Saved entries:
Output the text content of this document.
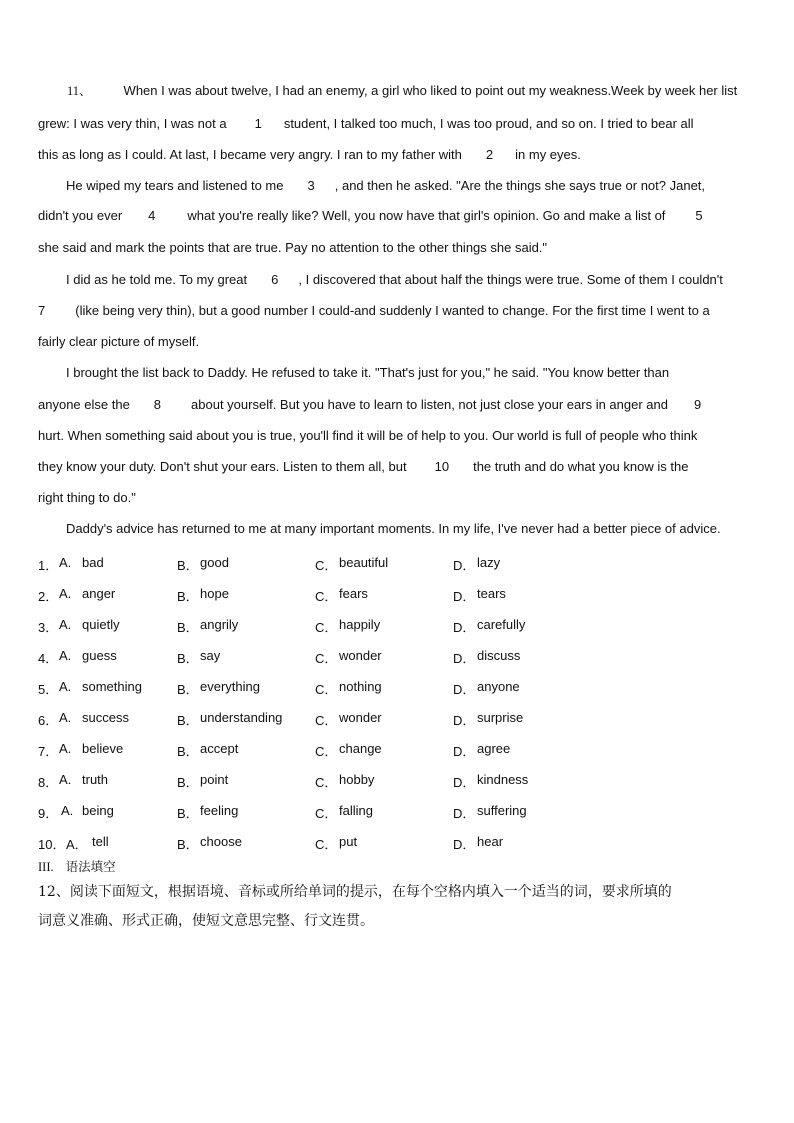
11、 When I was about twelve, I had an enemy, a girl who liked to point out my weakness.Week by week her list
grew: I was very thin, I was not a 1 student, I talked too much, I was too proud, and so on. I tried to bear all
this as long as I could. At last, I became very angry. I ran to my father with 2 in my eyes.
He wiped my tears and listened to me 3 , and then he asked. "Are the things she says true or not? Janet,
didn't you ever 4 what you're really like? Well, you now have that girl's opinion. Go and make a list of 5
she said and mark the points that are true. Pay no attention to the other things she said."
I did as he told me. To my great 6 , I discovered that about half the things were true. Some of them I couldn't
7 (like being very thin), but a good number I could-and suddenly I wanted to change. For the first time I went to a
fairly clear picture of myself.
I brought the list back to Daddy. He refused to take it. "That's just for you," he said. "You know better than
anyone else the 8 about yourself. But you have to learn to listen, not just close your ears in anger and 9
hurt. When something said about you is true, you'll find it will be of help to you. Our world is full of people who think
they know your duty. Don't shut your ears. Listen to them all, but 10 the truth and do what you know is the
right thing to do."
Daddy's advice has returned to me at many important moments. In my life, I've never had a better piece of advice.
1． A. bad	B． good	C． beautiful	D． lazy
2． A. anger	B． hope	C． fears	D． tears
3． A. quietly	B． angrily	C． happily	D． carefully
4． A. guess	B． say	C． wonder	D． discuss
5． A. something	B． everything	C． nothing	D． anyone
6． A. success	B． understanding	C． wonder	D． surprise
7． A. believe	B． accept	C． change	D． agree
8． A. truth	B． point	C． hobby	D． kindness
9． A. being	B． feeling	C． falling	D． suffering
10． A． tell	B． choose	C． put	D． hear
III. 语法填空
12、阅读下面短文，根据语境、音标或所给单词的提示，在每个空格内填入一个适当的词，要求所填的
词意义准确、形式正确，使短文意思完整、行文连贯。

WRITTEN TASK: Every record above should come back exactly, but without its pictures.

RESULT OF THE EXERCISE:
Output the text content of this document.
11、 When I was about twelve, I had an enemy, a girl who liked to point out my weakness.Week by week her list
grew: I was very thin, I was not a 1 student, I talked too much, I was too proud, and so on. I tried to bear all
this as long as I could. At last, I became very angry. I ran to my father with 2 in my eyes.
He wiped my tears and listened to me 3 , and then he asked. "Are the things she says true or not? Janet,
didn't you ever 4 what you're really like? Well, you now have that girl's opinion. Go and make a list of 5
she said and mark the points that are true. Pay no attention to the other things she said."
I did as he told me. To my great 6 , I discovered that about half the things were true. Some of them I couldn't
7 (like being very thin), but a good number I could-and suddenly I wanted to change. For the first time I went to a
fairly clear picture of myself.
I brought the list back to Daddy. He refused to take it. "That's just for you," he said. "You know better than
anyone else the 8 about yourself. But you have to learn to listen, not just close your ears in anger and 9
hurt. When something said about you is true, you'll find it will be of help to you. Our world is full of people who think
they know your duty. Don't shut your ears. Listen to them all, but 10 the truth and do what you know is the
right thing to do."
Daddy's advice has returned to me at many important moments. In my life, I've never had a better piece of advice.
1． A. bad	B． good	C． beautiful	D． lazy
2． A. anger	B． hope	C． fears	D． tears
3． A. quietly	B． angrily	C． happily	D． carefully
4． A. guess	B． say	C． wonder	D． discuss
5． A. something	B． everything	C． nothing	D． anyone
6． A. success	B． understanding	C． wonder	D． surprise
7． A. believe	B． accept	C． change	D． agree
8． A. truth	B． point	C． hobby	D． kindness
9． A. being	B． feeling	C． falling	D． suffering
10． A． tell	B． choose	C． put	D． hear
III. 语法填空
12、阅读下面短文，根据语境、音标或所给单词的提示，在每个空格内填入一个适当的词，要求所填的
词意义准确、形式正确，使短文意思完整、行文连贯。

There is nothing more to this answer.